--- Start of Exercise material ---

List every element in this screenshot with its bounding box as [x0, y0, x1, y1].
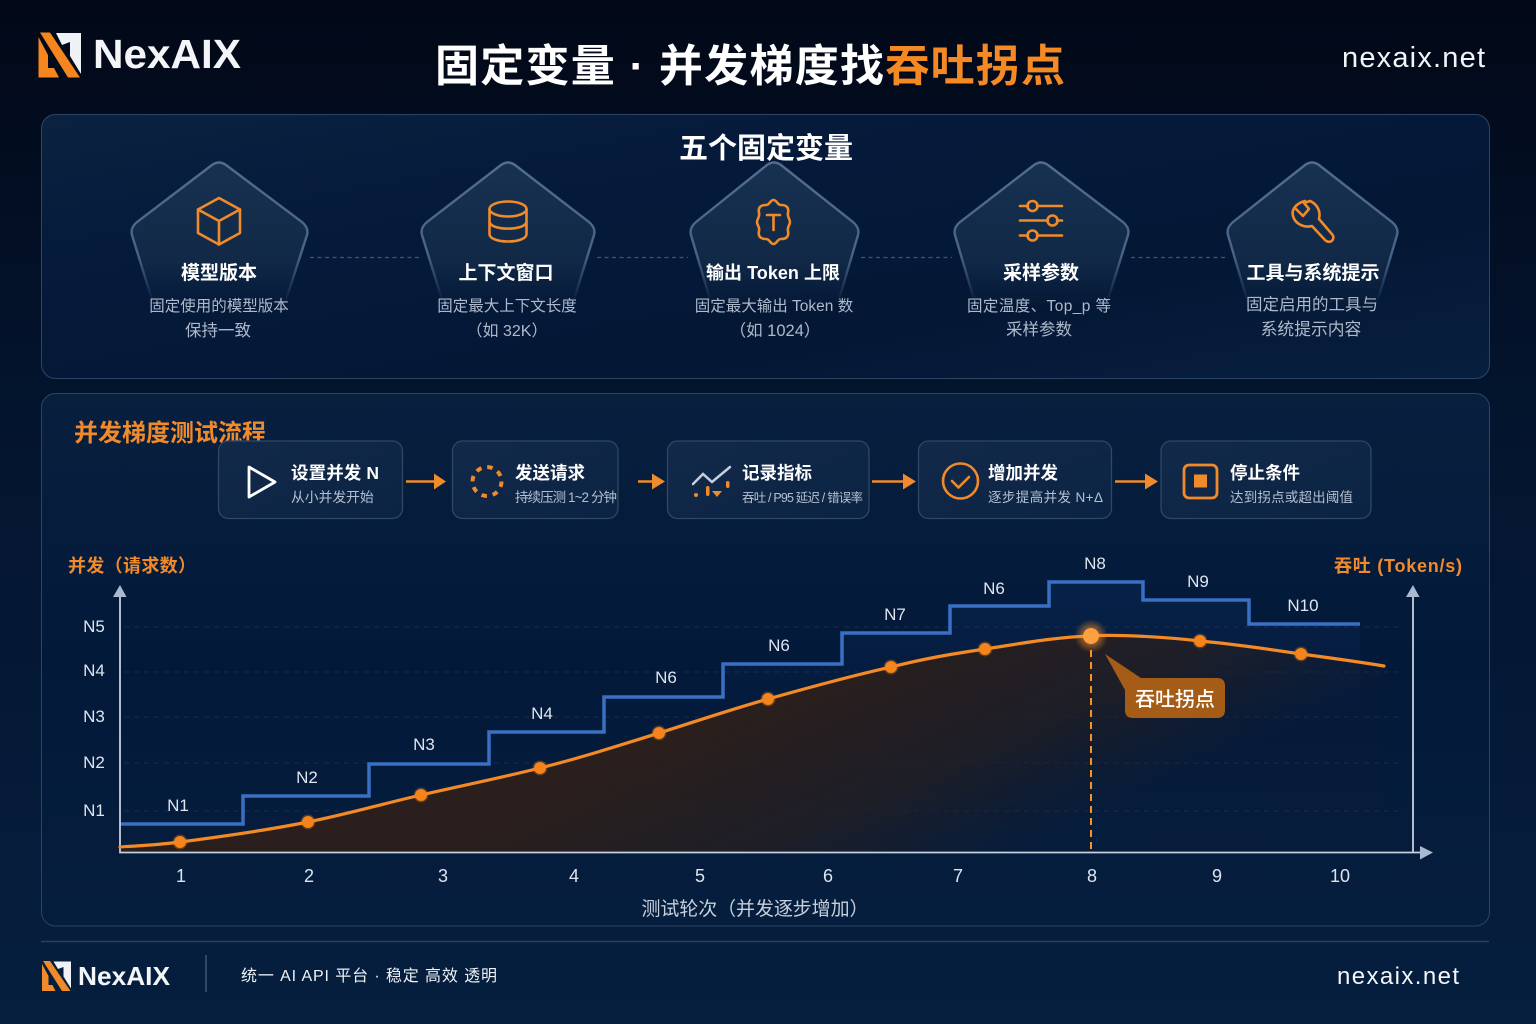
- card: model version: 模型版本: [181, 262, 257, 284]
- icon: token: [757, 200, 790, 244]
- step labels: N2: [296, 768, 318, 787]
- callout: throughput knee: 吞吐拐点: [1135, 688, 1215, 711]
- y axis title: concurrency: 并发（请求数）: [68, 555, 196, 576]
- card: output token limit: 固定最大输出 Token 数: [695, 297, 854, 315]
- x axis title: 测试轮次（并发逐步增加）: [642, 898, 868, 920]
- step: send requests: 持续压测 1~2 分钟: [515, 489, 617, 505]
- x axis labels: 8: [1087, 866, 1097, 886]
- step: stop condition: 达到拐点或超出阈值: [1230, 490, 1353, 505]
- throughput curve: [120, 635, 1384, 847]
- step labels: N6: [655, 668, 677, 687]
- axes: [120, 595, 1422, 852]
- heading: test flow: 并发梯度测试流程: [74, 420, 266, 447]
- card: sampling parameters: 固定温度、Top_p 等: [967, 297, 1111, 315]
- throughput area: [120, 635, 1387, 852]
- step labels: N7: [884, 605, 906, 624]
- y axis labels: N3: [83, 707, 105, 726]
- icon: check circle: [943, 464, 978, 498]
- card: tools and system prompt: [1228, 162, 1397, 339]
- blue glow under steps: [120, 582, 1360, 852]
- card: context window: 固定最大上下文长度: [437, 297, 577, 315]
- arrow: step 1 to 2: [406, 474, 446, 490]
- step labels: N6: [768, 636, 790, 655]
- panel: concurrency gradient test flow: [42, 394, 1490, 926]
- x axis labels: 9: [1212, 866, 1222, 886]
- knee guide line: [1090, 650, 1092, 850]
- logo: NexAIX footer: NexAIX: [78, 961, 171, 991]
- x axis labels: 10: [1330, 866, 1350, 886]
- card: sampling parameters: 采样参数: [1006, 320, 1072, 339]
- card: output token limit: 输出 Token 上限: [706, 262, 840, 283]
- footer url: nexaix.net: [1337, 963, 1459, 990]
- step labels: N8: [1084, 554, 1106, 573]
- heading: five fixed variables: 五个固定变量: [679, 132, 853, 165]
- card: sampling parameters: [955, 162, 1128, 339]
- step labels: N1: [167, 796, 189, 815]
- card: tools and system prompt: 系统提示内容: [1261, 320, 1362, 339]
- y axis labels: N2: [83, 753, 105, 772]
- card: tools and system prompt: 固定启用的工具与: [1246, 295, 1378, 314]
- card: output token limit: [691, 162, 858, 340]
- x axis labels: 3: [438, 866, 448, 886]
- step: send requests: 发送请求: [515, 463, 585, 483]
- step labels: N9: [1187, 572, 1209, 591]
- x axis labels: 6: [823, 866, 833, 886]
- icon: play: [249, 467, 275, 497]
- step labels: N3: [413, 735, 435, 754]
- connectors: [310, 256, 1225, 258]
- x axis labels: 2: [304, 866, 314, 886]
- knee point: [1074, 619, 1108, 653]
- step labels: N10: [1287, 596, 1319, 615]
- icon: wrench: [1293, 201, 1333, 242]
- step: record metrics: 记录指标: [742, 463, 812, 483]
- y axis labels: N5: [83, 617, 105, 636]
- panel: five fixed variables: [42, 114, 1490, 378]
- card: tools and system prompt: 工具与系统提示: [1246, 261, 1380, 284]
- card: context window: 上下文窗口: [458, 261, 554, 284]
- header url: nexaix.net: [1342, 42, 1485, 74]
- x axis labels: 1: [176, 866, 186, 886]
- logo: NexAIX header: NexAIX: [93, 31, 241, 77]
- y axis title: throughput: 吞吐 (Token/s): [1334, 556, 1462, 576]
- y axis labels: [83, 617, 105, 820]
- icon: sliders: [1020, 201, 1062, 240]
- step: increase concurrency: 逐步提高并发 N+Δ: [988, 489, 1103, 505]
- arrow: step 3 to 4: [872, 474, 916, 490]
- step: increase concurrency: 增加并发: [988, 463, 1058, 483]
- step: set concurrency: 设置并发 N: [291, 463, 379, 483]
- y axis labels: N1: [83, 801, 105, 820]
- step labels: N6: [983, 579, 1005, 598]
- y axis labels: N4: [83, 661, 105, 680]
- footer tagline: 统一 AI API 平台 · 稳定 高效 透明: [241, 967, 497, 985]
- card: sampling parameters: 采样参数: [1003, 261, 1079, 284]
- step: set concurrency: 从小并发开始: [291, 490, 374, 505]
- step: send requests: [452, 441, 618, 518]
- icon: cube: [198, 198, 240, 244]
- icon: database: [490, 202, 526, 242]
- data points: [174, 635, 1307, 848]
- x axis labels: 7: [953, 866, 963, 886]
- icon: metric chart: [693, 467, 730, 497]
- axis arrows: [113, 585, 1433, 860]
- footer: [41, 942, 1489, 992]
- chart: concurrency and throughput: [68, 554, 1462, 920]
- step labels: N4: [531, 704, 553, 723]
- card: model version: 保持一致: [185, 321, 251, 340]
- step: record metrics: 吞吐 / P95 延迟 / 错误率: [742, 490, 863, 505]
- arrow: step 4 to 5: [1115, 474, 1158, 490]
- icon: dashed circle: [472, 467, 502, 496]
- card: context window: [422, 162, 594, 340]
- card: context window: （如 32K）: [467, 322, 547, 340]
- callout: throughput knee: [1105, 654, 1225, 718]
- step: stop condition: 停止条件: [1230, 463, 1300, 483]
- step: increase concurrency: [918, 441, 1112, 518]
- card: output token limit: （如 1024）: [730, 321, 820, 340]
- grid lines: [124, 627, 1405, 811]
- arrow: step 2 to 3: [638, 474, 665, 490]
- x axis labels: 5: [695, 866, 705, 886]
- card: model version: 固定使用的模型版本: [149, 297, 289, 315]
- card: model version: [132, 162, 307, 340]
- x axis labels: [176, 866, 1350, 886]
- icon: stop square: [1184, 465, 1217, 498]
- x axis labels: 4: [569, 866, 579, 886]
- title: 固定变量 · 并发梯度找吞吐拐点: [435, 42, 1065, 91]
- step: stop condition: [1161, 441, 1371, 518]
- step: record metrics: [668, 441, 869, 518]
- step: set concurrency: [218, 441, 402, 518]
- step labels: [167, 554, 1319, 815]
- concurrency step line: [120, 582, 1360, 824]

--- End of Exercise material ---

• **Stated problem**: Rewrite all the lines of the material above, replacing "step labels" with "step markers" everywhere and keeping everything else the same. Leave out the picture.

• **Full solution**:
List every element in this screenshot with its bounding box as [x0, y0, x1, y1].
- card: model version: 模型版本: [181, 262, 257, 284]
- icon: token: [757, 200, 790, 244]
- step markers: N2: [296, 768, 318, 787]
- callout: throughput knee: 吞吐拐点: [1135, 688, 1215, 711]
- y axis title: concurrency: 并发（请求数）: [68, 555, 196, 576]
- card: output token limit: 固定最大输出 Token 数: [695, 297, 854, 315]
- x axis title: 测试轮次（并发逐步增加）: [642, 898, 868, 920]
- step: send requests: 持续压测 1~2 分钟: [515, 489, 617, 505]
- x axis labels: 8: [1087, 866, 1097, 886]
- step: stop condition: 达到拐点或超出阈值: [1230, 490, 1353, 505]
- throughput curve: [120, 635, 1384, 847]
- step markers: N6: [655, 668, 677, 687]
- axes: [120, 595, 1422, 852]
- heading: test flow: 并发梯度测试流程: [74, 420, 266, 447]
- card: sampling parameters: 固定温度、Top_p 等: [967, 297, 1111, 315]
- throughput area: [120, 635, 1387, 852]
- step markers: N7: [884, 605, 906, 624]
- y axis labels: N3: [83, 707, 105, 726]
- icon: check circle: [943, 464, 978, 498]
- card: tools and system prompt: [1228, 162, 1397, 339]
- blue glow under steps: [120, 582, 1360, 852]
- card: context window: 固定最大上下文长度: [437, 297, 577, 315]
- arrow: step 1 to 2: [406, 474, 446, 490]
- step markers: N6: [768, 636, 790, 655]
- panel: concurrency gradient test flow: [42, 394, 1490, 926]
- x axis labels: 9: [1212, 866, 1222, 886]
- knee guide line: [1090, 650, 1092, 850]
- logo: NexAIX footer: NexAIX: [78, 961, 171, 991]
- x axis labels: 10: [1330, 866, 1350, 886]
- card: sampling parameters: 采样参数: [1006, 320, 1072, 339]
- card: output token limit: 输出 Token 上限: [706, 262, 840, 283]
- footer url: nexaix.net: [1337, 963, 1459, 990]
- step markers: N8: [1084, 554, 1106, 573]
- heading: five fixed variables: 五个固定变量: [679, 132, 853, 165]
- card: sampling parameters: [955, 162, 1128, 339]
- step markers: N1: [167, 796, 189, 815]
- card: tools and system prompt: 系统提示内容: [1261, 320, 1362, 339]
- y axis labels: N2: [83, 753, 105, 772]
- card: tools and system prompt: 固定启用的工具与: [1246, 295, 1378, 314]
- card: output token limit: [691, 162, 858, 340]
- x axis labels: 3: [438, 866, 448, 886]
- step: send requests: 发送请求: [515, 463, 585, 483]
- step markers: N9: [1187, 572, 1209, 591]
- x axis labels: 6: [823, 866, 833, 886]
- icon: play: [249, 467, 275, 497]
- step markers: N3: [413, 735, 435, 754]
- connectors: [310, 256, 1225, 258]
- x axis labels: 2: [304, 866, 314, 886]
- knee point: [1074, 619, 1108, 653]
- step markers: N10: [1287, 596, 1319, 615]
- icon: wrench: [1293, 201, 1333, 242]
- step: record metrics: 记录指标: [742, 463, 812, 483]
- y axis labels: N5: [83, 617, 105, 636]
- panel: five fixed variables: [42, 114, 1490, 378]
- card: tools and system prompt: 工具与系统提示: [1246, 261, 1380, 284]
- card: context window: 上下文窗口: [458, 261, 554, 284]
- header url: nexaix.net: [1342, 42, 1485, 74]
- x axis labels: 1: [176, 866, 186, 886]
- logo: NexAIX header: NexAIX: [93, 31, 241, 77]
- y axis title: throughput: 吞吐 (Token/s): [1334, 556, 1462, 576]
- y axis labels: [83, 617, 105, 820]
- icon: sliders: [1020, 201, 1062, 240]
- step: increase concurrency: 逐步提高并发 N+Δ: [988, 489, 1103, 505]
- arrow: step 3 to 4: [872, 474, 916, 490]
- step: increase concurrency: 增加并发: [988, 463, 1058, 483]
- step: set concurrency: 设置并发 N: [291, 463, 379, 483]
- y axis labels: N1: [83, 801, 105, 820]
- step markers: N6: [983, 579, 1005, 598]
- y axis labels: N4: [83, 661, 105, 680]
- footer tagline: 统一 AI API 平台 · 稳定 高效 透明: [241, 967, 497, 985]
- card: sampling parameters: 采样参数: [1003, 261, 1079, 284]
- step: set concurrency: 从小并发开始: [291, 490, 374, 505]
- step: send requests: [452, 441, 618, 518]
- icon: cube: [198, 198, 240, 244]
- icon: database: [490, 202, 526, 242]
- data points: [174, 635, 1307, 848]
- x axis labels: 7: [953, 866, 963, 886]
- icon: metric chart: [693, 467, 730, 497]
- axis arrows: [113, 585, 1433, 860]
- footer: [41, 942, 1489, 992]
- chart: concurrency and throughput: [68, 554, 1462, 920]
- step markers: N4: [531, 704, 553, 723]
- card: model version: 保持一致: [185, 321, 251, 340]
- step: record metrics: 吞吐 / P95 延迟 / 错误率: [742, 490, 863, 505]
- arrow: step 4 to 5: [1115, 474, 1158, 490]
- icon: dashed circle: [472, 467, 502, 496]
- card: context window: [422, 162, 594, 340]
- card: context window: （如 32K）: [467, 322, 547, 340]
- callout: throughput knee: [1105, 654, 1225, 718]
- step: stop condition: 停止条件: [1230, 463, 1300, 483]
- step: increase concurrency: [918, 441, 1112, 518]
- card: output token limit: （如 1024）: [730, 321, 820, 340]
- grid lines: [124, 627, 1405, 811]
- arrow: step 2 to 3: [638, 474, 665, 490]
- x axis labels: 5: [695, 866, 705, 886]
- card: model version: 固定使用的模型版本: [149, 297, 289, 315]
- card: model version: [132, 162, 307, 340]
- x axis labels: [176, 866, 1350, 886]
- icon: stop square: [1184, 465, 1217, 498]
- x axis labels: 4: [569, 866, 579, 886]
- title: 固定变量 · 并发梯度找吞吐拐点: [435, 42, 1065, 91]
- step: stop condition: [1161, 441, 1371, 518]
- step: record metrics: [668, 441, 869, 518]
- step: set concurrency: [218, 441, 402, 518]
- step markers: [167, 554, 1319, 815]
- concurrency step line: [120, 582, 1360, 824]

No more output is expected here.